_TASK REQUIREMENTS:_
Write out every line of the material as it stands, apart from the pictures.

-------- EXERCISE INPUT

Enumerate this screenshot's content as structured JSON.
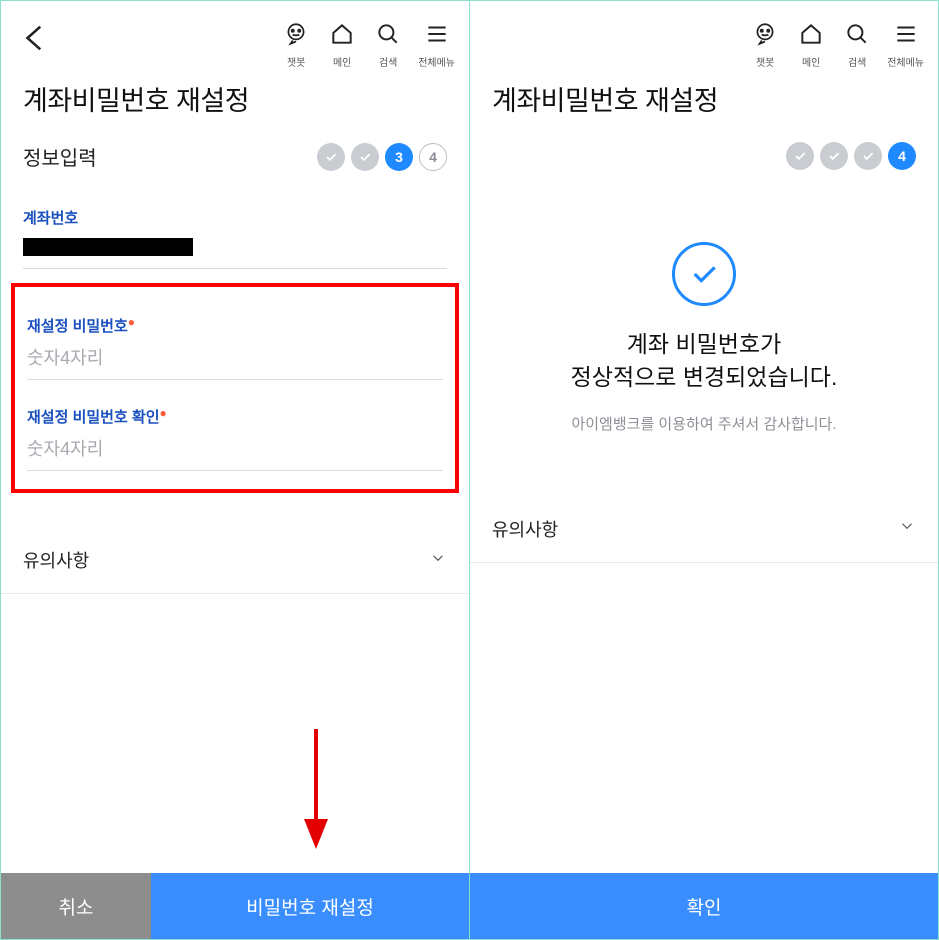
{
  "toolbar": {
    "chatbot": "챗봇",
    "main": "메인",
    "search": "검색",
    "menu": "전체메뉴"
  },
  "left": {
    "page_title": "계좌비밀번호 재설정",
    "step_name": "정보입력",
    "step_current_num": "3",
    "step_next_num": "4",
    "account_label": "계좌번호",
    "new_pw_label": "재설정 비밀번호",
    "new_pw_placeholder": "숫자4자리",
    "confirm_pw_label": "재설정 비밀번호 확인",
    "confirm_pw_placeholder": "숫자4자리",
    "notice_label": "유의사항",
    "cancel_label": "취소",
    "submit_label": "비밀번호 재설정"
  },
  "right": {
    "page_title": "계좌비밀번호 재설정",
    "step_current_num": "4",
    "success_line1": "계좌 비밀번호가",
    "success_line2": "정상적으로 변경되었습니다.",
    "success_sub": "아이엠뱅크를 이용하여 주셔서 감사합니다.",
    "notice_label": "유의사항",
    "confirm_label": "확인"
  }
}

----------------

_SOLUTION:_
Enumerate this screenshot's content as structured JSON.
{
  "toolbar": {
    "chatbot": "챗봇",
    "main": "메인",
    "search": "검색",
    "menu": "전체메뉴"
  },
  "left": {
    "page_title": "계좌비밀번호 재설정",
    "step_name": "정보입력",
    "step_current_num": "3",
    "step_next_num": "4",
    "account_label": "계좌번호",
    "new_pw_label": "재설정 비밀번호",
    "new_pw_placeholder": "숫자4자리",
    "confirm_pw_label": "재설정 비밀번호 확인",
    "confirm_pw_placeholder": "숫자4자리",
    "notice_label": "유의사항",
    "cancel_label": "취소",
    "submit_label": "비밀번호 재설정"
  },
  "right": {
    "page_title": "계좌비밀번호 재설정",
    "step_current_num": "4",
    "success_line1": "계좌 비밀번호가",
    "success_line2": "정상적으로 변경되었습니다.",
    "success_sub": "아이엠뱅크를 이용하여 주셔서 감사합니다.",
    "notice_label": "유의사항",
    "confirm_label": "확인"
  }
}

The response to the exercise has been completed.